Copy the data that follows, character for character, minus the pictures.

§ **SUPPLIED INFORMATION**:
[START]

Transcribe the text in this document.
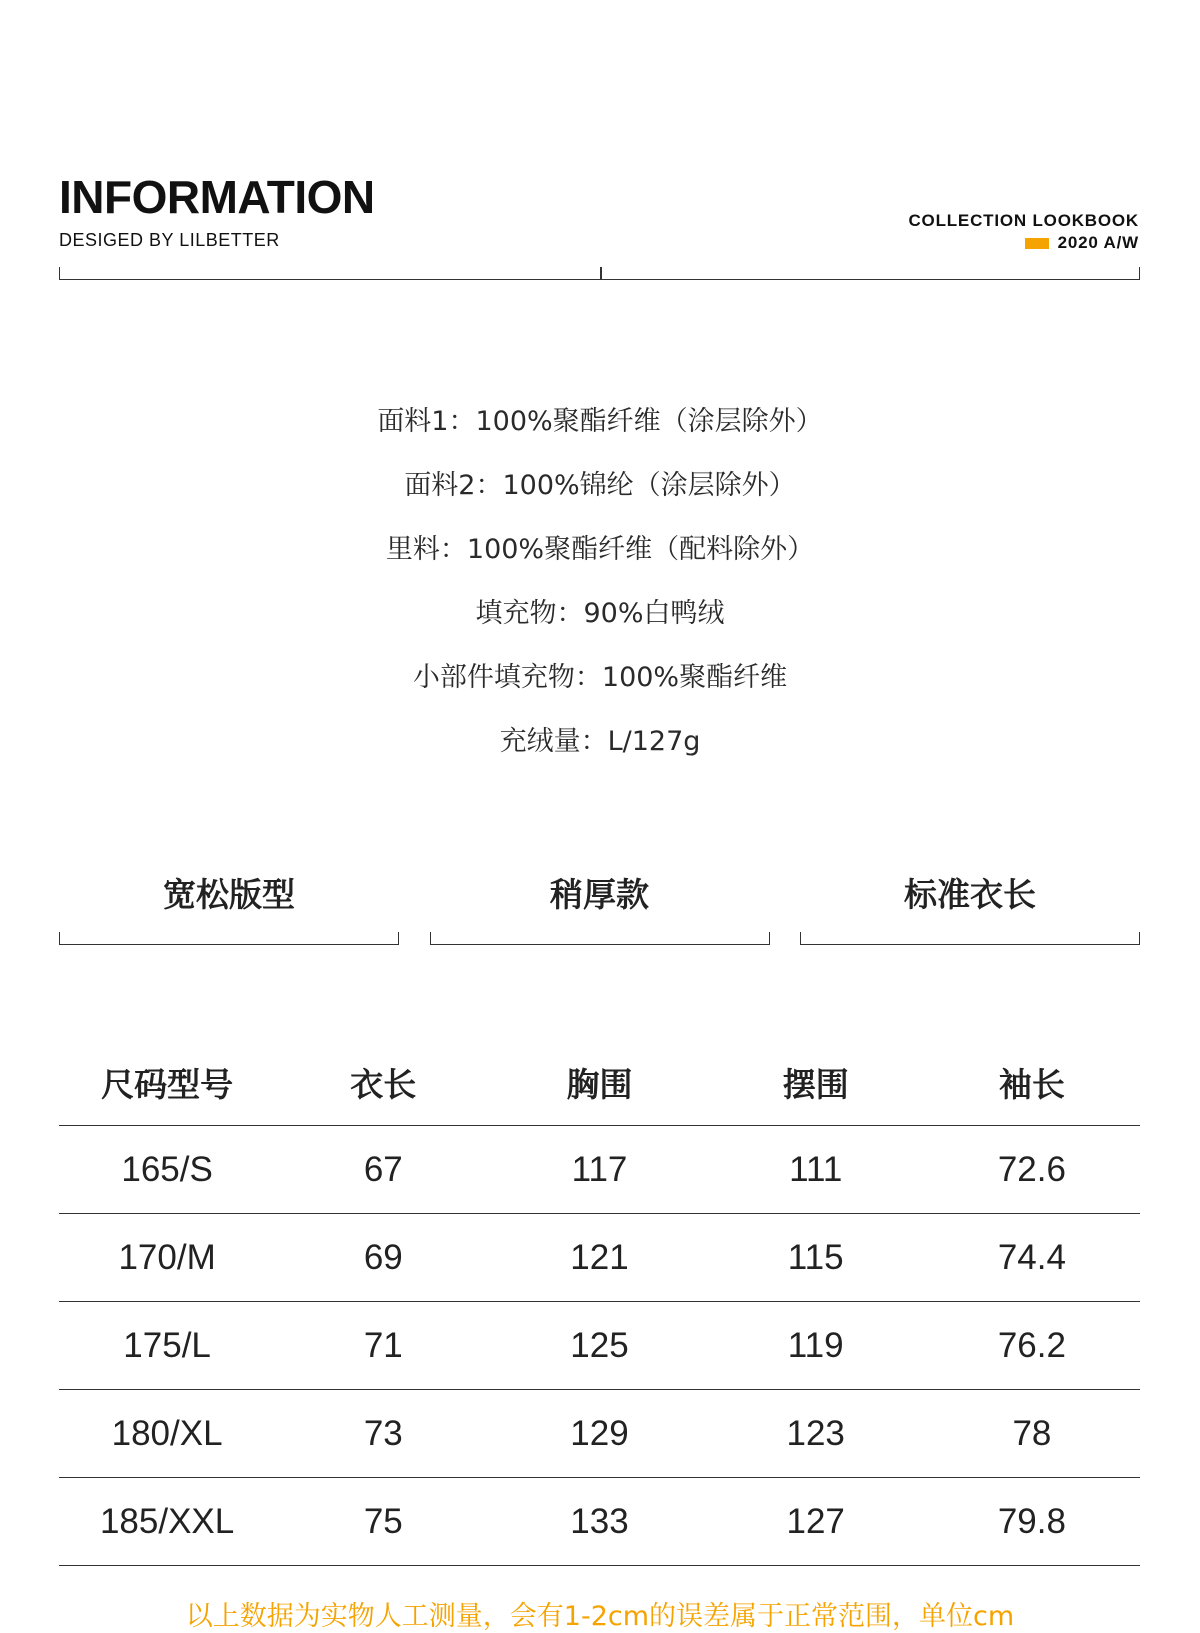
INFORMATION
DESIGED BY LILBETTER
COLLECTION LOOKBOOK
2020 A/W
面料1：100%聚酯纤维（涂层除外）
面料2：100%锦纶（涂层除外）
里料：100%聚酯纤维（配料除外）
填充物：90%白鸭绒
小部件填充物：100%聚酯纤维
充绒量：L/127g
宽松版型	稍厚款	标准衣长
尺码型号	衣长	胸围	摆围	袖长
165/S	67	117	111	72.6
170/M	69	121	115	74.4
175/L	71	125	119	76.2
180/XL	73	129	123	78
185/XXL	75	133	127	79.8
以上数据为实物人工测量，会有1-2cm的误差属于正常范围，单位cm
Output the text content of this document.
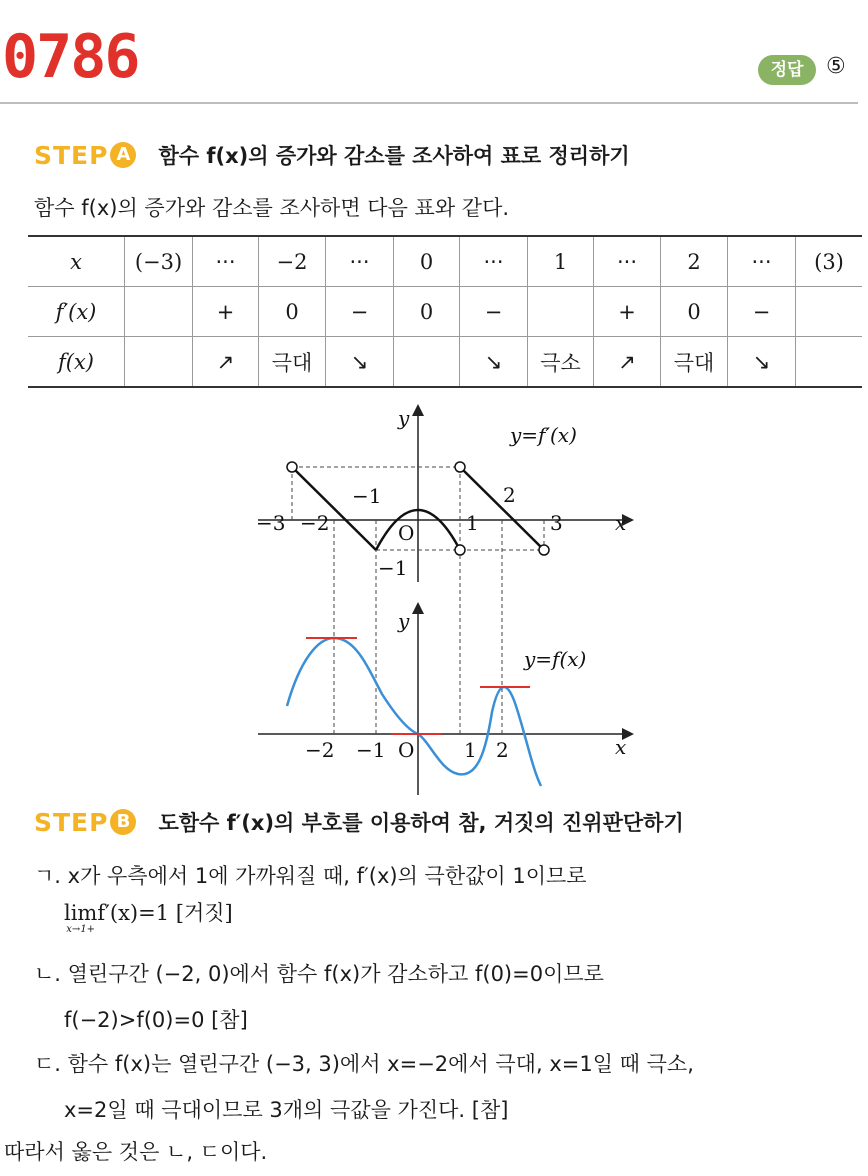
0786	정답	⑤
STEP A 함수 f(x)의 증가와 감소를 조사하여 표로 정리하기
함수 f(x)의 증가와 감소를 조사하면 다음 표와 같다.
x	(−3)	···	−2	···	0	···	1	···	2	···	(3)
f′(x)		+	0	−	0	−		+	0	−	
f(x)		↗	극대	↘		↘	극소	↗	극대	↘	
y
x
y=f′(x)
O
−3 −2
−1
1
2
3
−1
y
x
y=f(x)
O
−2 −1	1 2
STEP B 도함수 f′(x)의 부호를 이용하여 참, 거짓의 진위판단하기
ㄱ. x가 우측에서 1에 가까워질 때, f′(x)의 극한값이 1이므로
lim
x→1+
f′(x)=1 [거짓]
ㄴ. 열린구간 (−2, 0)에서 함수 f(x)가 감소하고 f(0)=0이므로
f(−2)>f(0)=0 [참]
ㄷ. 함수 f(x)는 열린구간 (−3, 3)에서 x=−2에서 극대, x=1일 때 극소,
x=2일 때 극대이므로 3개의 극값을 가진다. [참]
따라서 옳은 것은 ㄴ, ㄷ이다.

[END]

§ **OUTPUT OF THE TASK**:
Transcribe the text in this document.
INFORMATION
DESIGED BY LILBETTER
COLLECTION LOOKBOOK
2020 A/W
面料1：100%聚酯纤维（涂层除外）
面料2：100%锦纶（涂层除外）
里料：100%聚酯纤维（配料除外）
填充物：90%白鸭绒
小部件填充物：100%聚酯纤维
充绒量：L/127g
宽松版型	稍厚款	标准衣长
尺码型号	衣长	胸围	摆围	袖长
165/S	67	117	111	72.6
170/M	69	121	115	74.4
175/L	71	125	119	76.2
180/XL	73	129	123	78
185/XXL	75	133	127	79.8
以上数据为实物人工测量，会有1-2cm的误差属于正常范围，单位cm
Output the text content of this document.
0786	정답	⑤
STEP A 함수 f(x)의 증가와 감소를 조사하여 표로 정리하기
함수 f(x)의 증가와 감소를 조사하면 다음 표와 같다.
x	(−3)	···	−2	···	0	···	1	···	2	···	(3)
f′(x)		+	0	−	0	−		+	0	−	
f(x)		↗	극대	↘		↘	극소	↗	극대	↘	
y
x
y=f′(x)
O
−3 −2
−1
1
2
3
−1
y
x
y=f(x)
O
−2 −1	1 2
STEP B 도함수 f′(x)의 부호를 이용하여 참, 거짓의 진위판단하기
ㄱ. x가 우측에서 1에 가까워질 때, f′(x)의 극한값이 1이므로
lim
x→1+
f′(x)=1 [거짓]
ㄴ. 열린구간 (−2, 0)에서 함수 f(x)가 감소하고 f(0)=0이므로
f(−2)>f(0)=0 [참]
ㄷ. 함수 f(x)는 열린구간 (−3, 3)에서 x=−2에서 극대, x=1일 때 극소,
x=2일 때 극대이므로 3개의 극값을 가진다. [참]
따라서 옳은 것은 ㄴ, ㄷ이다.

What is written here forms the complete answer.